- _TASK TO COMPLETE_:
Write out, precisely and in full, each line of the material.

[Data excerpts]
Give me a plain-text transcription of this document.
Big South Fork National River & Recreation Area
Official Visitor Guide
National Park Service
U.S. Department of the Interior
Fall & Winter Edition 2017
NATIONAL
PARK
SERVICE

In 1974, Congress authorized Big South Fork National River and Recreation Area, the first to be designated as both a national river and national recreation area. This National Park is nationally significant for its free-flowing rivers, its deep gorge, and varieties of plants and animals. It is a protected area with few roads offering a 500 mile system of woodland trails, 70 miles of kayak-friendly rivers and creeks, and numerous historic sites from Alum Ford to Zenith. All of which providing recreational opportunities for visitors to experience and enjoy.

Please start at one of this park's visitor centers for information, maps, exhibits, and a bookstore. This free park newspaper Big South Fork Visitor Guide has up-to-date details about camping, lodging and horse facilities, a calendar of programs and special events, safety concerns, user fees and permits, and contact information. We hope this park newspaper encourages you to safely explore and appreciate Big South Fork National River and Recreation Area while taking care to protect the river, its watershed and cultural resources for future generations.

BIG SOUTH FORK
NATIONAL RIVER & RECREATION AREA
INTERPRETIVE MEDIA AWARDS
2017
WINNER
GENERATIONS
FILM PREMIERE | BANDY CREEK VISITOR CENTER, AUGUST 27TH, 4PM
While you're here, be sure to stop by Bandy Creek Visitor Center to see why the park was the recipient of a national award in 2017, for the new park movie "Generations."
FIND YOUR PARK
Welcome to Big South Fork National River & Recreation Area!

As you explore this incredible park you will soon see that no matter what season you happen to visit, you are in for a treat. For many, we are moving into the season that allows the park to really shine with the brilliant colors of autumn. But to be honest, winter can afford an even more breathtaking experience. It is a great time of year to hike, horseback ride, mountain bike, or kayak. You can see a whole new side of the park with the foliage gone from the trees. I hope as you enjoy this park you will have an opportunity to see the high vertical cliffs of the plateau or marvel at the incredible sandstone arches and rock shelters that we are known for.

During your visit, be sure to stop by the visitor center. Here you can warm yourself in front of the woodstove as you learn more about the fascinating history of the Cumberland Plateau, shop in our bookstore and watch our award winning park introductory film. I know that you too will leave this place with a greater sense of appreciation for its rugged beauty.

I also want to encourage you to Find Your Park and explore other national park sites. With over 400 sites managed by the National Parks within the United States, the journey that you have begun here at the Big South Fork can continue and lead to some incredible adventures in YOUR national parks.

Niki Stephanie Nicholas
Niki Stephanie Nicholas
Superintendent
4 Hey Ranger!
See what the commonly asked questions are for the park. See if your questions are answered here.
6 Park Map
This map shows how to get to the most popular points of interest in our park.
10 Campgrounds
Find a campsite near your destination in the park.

- _EXERCISE RESPONSE_:
Give me a plain-text transcription of this document.
Big South Fork National River & Recreation Area
Official Visitor Guide
National Park Service
U.S. Department of the Interior
Fall & Winter Edition 2017
NATIONAL
PARK
SERVICE

In 1974, Congress authorized Big South Fork National River and Recreation Area, the first to be designated as both a national river and national recreation area. This National Park is nationally significant for its free-flowing rivers, its deep gorge, and varieties of plants and animals. It is a protected area with few roads offering a 500 mile system of woodland trails, 70 miles of kayak-friendly rivers and creeks, and numerous historic sites from Alum Ford to Zenith. All of which providing recreational opportunities for visitors to experience and enjoy.

Please start at one of this park's visitor centers for information, maps, exhibits, and a bookstore. This free park newspaper Big South Fork Visitor Guide has up-to-date details about camping, lodging and horse facilities, a calendar of programs and special events, safety concerns, user fees and permits, and contact information. We hope this park newspaper encourages you to safely explore and appreciate Big South Fork National River and Recreation Area while taking care to protect the river, its watershed and cultural resources for future generations.

BIG SOUTH FORK
NATIONAL RIVER & RECREATION AREA
INTERPRETIVE MEDIA AWARDS
2017
WINNER
GENERATIONS
FILM PREMIERE | BANDY CREEK VISITOR CENTER, AUGUST 27TH, 4PM
While you're here, be sure to stop by Bandy Creek Visitor Center to see why the park was the recipient of a national award in 2017, for the new park movie "Generations."
FIND YOUR PARK
Welcome to Big South Fork National River & Recreation Area!

As you explore this incredible park you will soon see that no matter what season you happen to visit, you are in for a treat. For many, we are moving into the season that allows the park to really shine with the brilliant colors of autumn. But to be honest, winter can afford an even more breathtaking experience. It is a great time of year to hike, horseback ride, mountain bike, or kayak. You can see a whole new side of the park with the foliage gone from the trees. I hope as you enjoy this park you will have an opportunity to see the high vertical cliffs of the plateau or marvel at the incredible sandstone arches and rock shelters that we are known for.

During your visit, be sure to stop by the visitor center. Here you can warm yourself in front of the woodstove as you learn more about the fascinating history of the Cumberland Plateau, shop in our bookstore and watch our award winning park introductory film. I know that you too will leave this place with a greater sense of appreciation for its rugged beauty.

I also want to encourage you to Find Your Park and explore other national park sites. With over 400 sites managed by the National Parks within the United States, the journey that you have begun here at the Big South Fork can continue and lead to some incredible adventures in YOUR national parks.

Niki Stephanie Nicholas
Niki Stephanie Nicholas
Superintendent
4 Hey Ranger!
See what the commonly asked questions are for the park. See if your questions are answered here.
6 Park Map
This map shows how to get to the most popular points of interest in our park.
10 Campgrounds
Find a campsite near your destination in the park.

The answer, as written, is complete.